SHORT TASK.
Write out every entry, unchanged. Skip any picture.

DATASET ENTRIES.
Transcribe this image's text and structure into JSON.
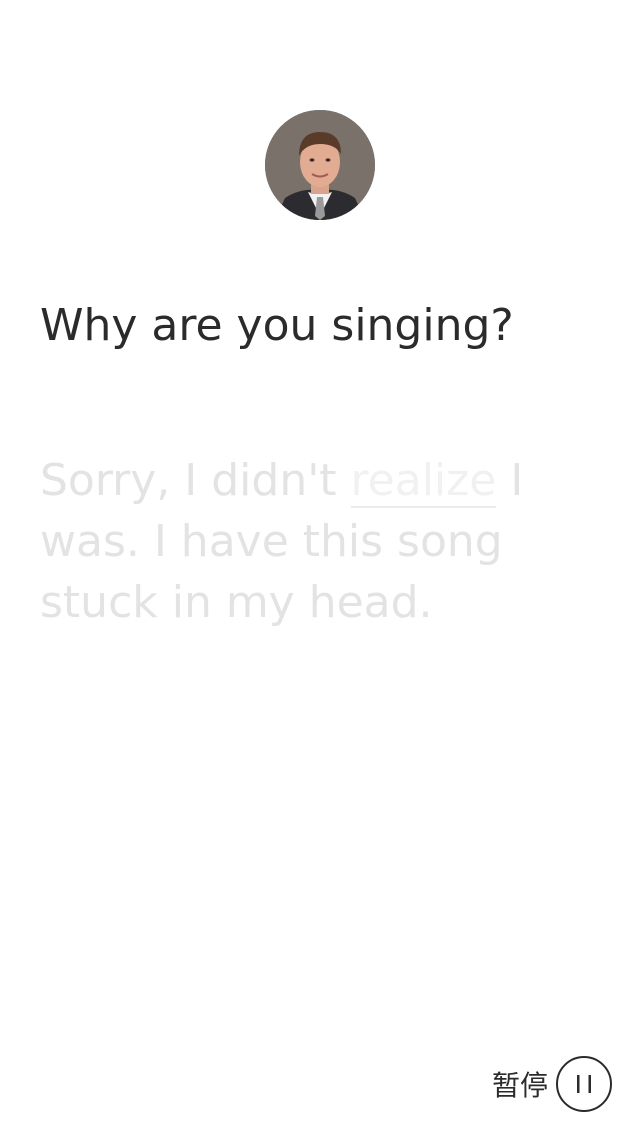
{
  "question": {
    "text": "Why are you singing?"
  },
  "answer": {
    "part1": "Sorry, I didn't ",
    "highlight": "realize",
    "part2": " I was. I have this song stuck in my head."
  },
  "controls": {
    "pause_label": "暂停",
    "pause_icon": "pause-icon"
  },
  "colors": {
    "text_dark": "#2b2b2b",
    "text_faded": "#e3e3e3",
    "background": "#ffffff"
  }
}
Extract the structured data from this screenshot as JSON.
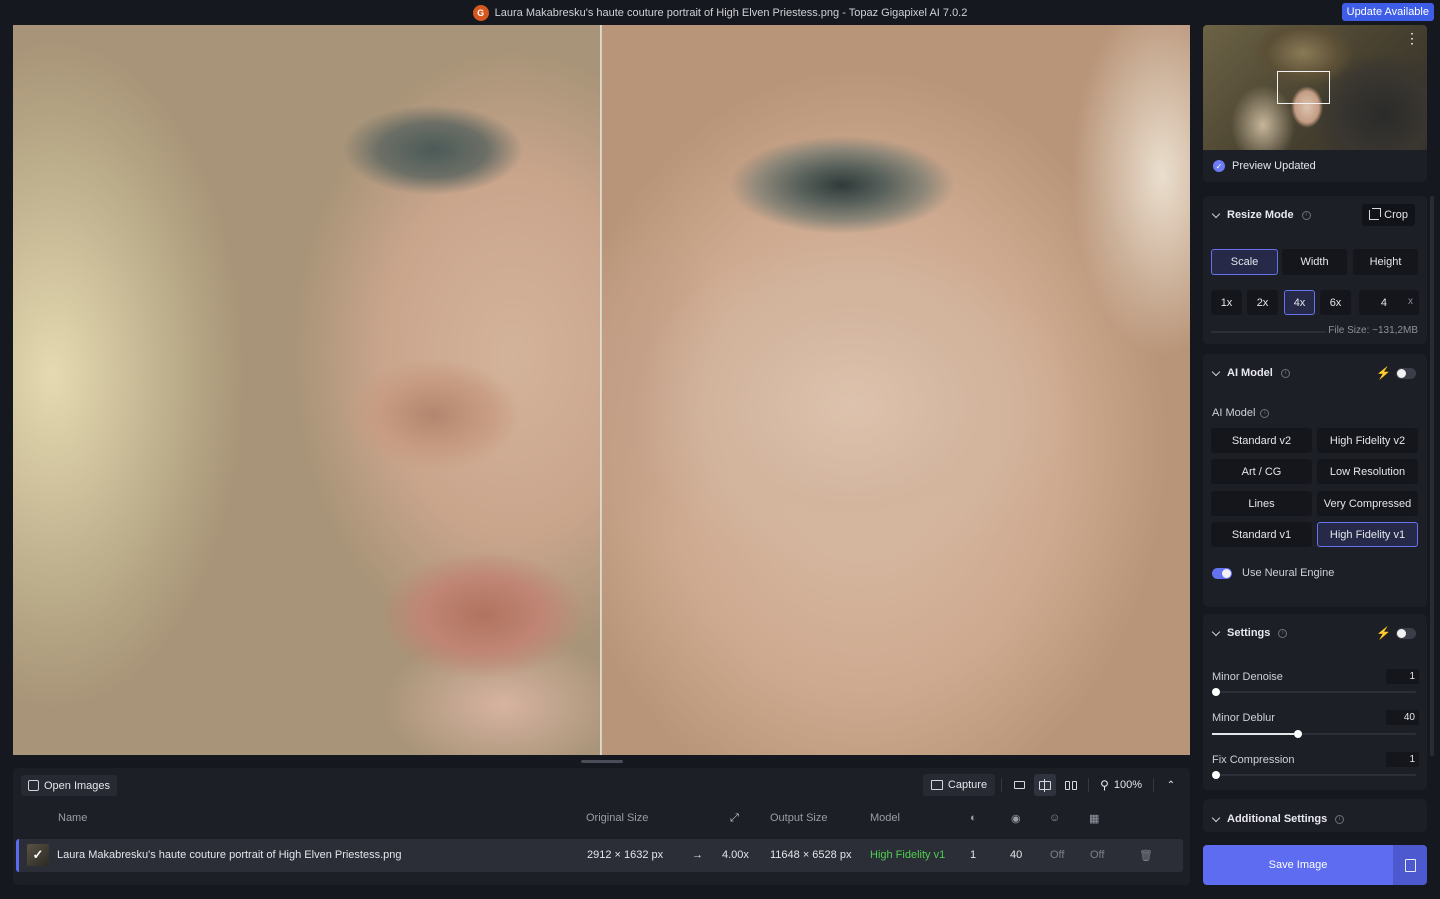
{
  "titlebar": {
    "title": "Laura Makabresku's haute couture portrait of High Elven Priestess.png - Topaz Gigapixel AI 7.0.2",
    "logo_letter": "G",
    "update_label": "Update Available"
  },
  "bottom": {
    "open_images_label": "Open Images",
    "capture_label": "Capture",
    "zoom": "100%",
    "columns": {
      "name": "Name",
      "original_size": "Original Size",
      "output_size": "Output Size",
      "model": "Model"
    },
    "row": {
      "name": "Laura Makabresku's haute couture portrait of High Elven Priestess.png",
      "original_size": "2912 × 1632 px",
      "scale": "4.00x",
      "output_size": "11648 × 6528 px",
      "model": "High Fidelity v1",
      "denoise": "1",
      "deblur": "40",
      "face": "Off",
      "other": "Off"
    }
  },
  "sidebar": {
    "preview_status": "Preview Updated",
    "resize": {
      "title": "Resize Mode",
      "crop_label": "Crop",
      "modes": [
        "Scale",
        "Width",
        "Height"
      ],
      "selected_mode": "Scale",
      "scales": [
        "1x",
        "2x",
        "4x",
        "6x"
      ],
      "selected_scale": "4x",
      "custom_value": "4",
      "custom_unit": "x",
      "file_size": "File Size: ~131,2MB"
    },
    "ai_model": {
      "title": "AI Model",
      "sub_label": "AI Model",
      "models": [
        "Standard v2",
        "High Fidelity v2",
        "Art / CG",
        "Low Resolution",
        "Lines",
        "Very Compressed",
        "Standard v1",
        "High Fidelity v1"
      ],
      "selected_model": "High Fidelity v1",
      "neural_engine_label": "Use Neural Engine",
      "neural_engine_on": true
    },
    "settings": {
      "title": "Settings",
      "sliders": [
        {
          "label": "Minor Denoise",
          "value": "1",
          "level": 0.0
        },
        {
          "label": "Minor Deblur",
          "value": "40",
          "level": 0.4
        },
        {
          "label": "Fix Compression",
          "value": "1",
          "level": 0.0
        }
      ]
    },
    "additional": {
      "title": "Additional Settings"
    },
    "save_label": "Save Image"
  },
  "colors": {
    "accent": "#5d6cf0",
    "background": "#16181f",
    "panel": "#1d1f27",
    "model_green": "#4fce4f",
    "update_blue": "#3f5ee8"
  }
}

EXERCISE RESPONSE.
Transcribe this image's text and structure into JSON.
{
  "question": {
    "text": "Why are you singing?"
  },
  "answer": {
    "part1": "Sorry, I didn't ",
    "highlight": "realize",
    "part2": " I was. I have this song stuck in my head."
  },
  "controls": {
    "pause_label": "暂停",
    "pause_icon": "pause-icon"
  },
  "colors": {
    "text_dark": "#2b2b2b",
    "text_faded": "#e3e3e3",
    "background": "#ffffff"
  }
}
Extract the structured data from this screenshot as JSON.
{
  "titlebar": {
    "title": "Laura Makabresku's haute couture portrait of High Elven Priestess.png - Topaz Gigapixel AI 7.0.2",
    "logo_letter": "G",
    "update_label": "Update Available"
  },
  "bottom": {
    "open_images_label": "Open Images",
    "capture_label": "Capture",
    "zoom": "100%",
    "columns": {
      "name": "Name",
      "original_size": "Original Size",
      "output_size": "Output Size",
      "model": "Model"
    },
    "row": {
      "name": "Laura Makabresku's haute couture portrait of High Elven Priestess.png",
      "original_size": "2912 × 1632 px",
      "scale": "4.00x",
      "output_size": "11648 × 6528 px",
      "model": "High Fidelity v1",
      "denoise": "1",
      "deblur": "40",
      "face": "Off",
      "other": "Off"
    }
  },
  "sidebar": {
    "preview_status": "Preview Updated",
    "resize": {
      "title": "Resize Mode",
      "crop_label": "Crop",
      "modes": [
        "Scale",
        "Width",
        "Height"
      ],
      "selected_mode": "Scale",
      "scales": [
        "1x",
        "2x",
        "4x",
        "6x"
      ],
      "selected_scale": "4x",
      "custom_value": "4",
      "custom_unit": "x",
      "file_size": "File Size: ~131,2MB"
    },
    "ai_model": {
      "title": "AI Model",
      "sub_label": "AI Model",
      "models": [
        "Standard v2",
        "High Fidelity v2",
        "Art / CG",
        "Low Resolution",
        "Lines",
        "Very Compressed",
        "Standard v1",
        "High Fidelity v1"
      ],
      "selected_model": "High Fidelity v1",
      "neural_engine_label": "Use Neural Engine",
      "neural_engine_on": true
    },
    "settings": {
      "title": "Settings",
      "sliders": [
        {
          "label": "Minor Denoise",
          "value": "1",
          "level": 0.0
        },
        {
          "label": "Minor Deblur",
          "value": "40",
          "level": 0.4
        },
        {
          "label": "Fix Compression",
          "value": "1",
          "level": 0.0
        }
      ]
    },
    "additional": {
      "title": "Additional Settings"
    },
    "save_label": "Save Image"
  },
  "colors": {
    "accent": "#5d6cf0",
    "background": "#16181f",
    "panel": "#1d1f27",
    "model_green": "#4fce4f",
    "update_blue": "#3f5ee8"
  }
}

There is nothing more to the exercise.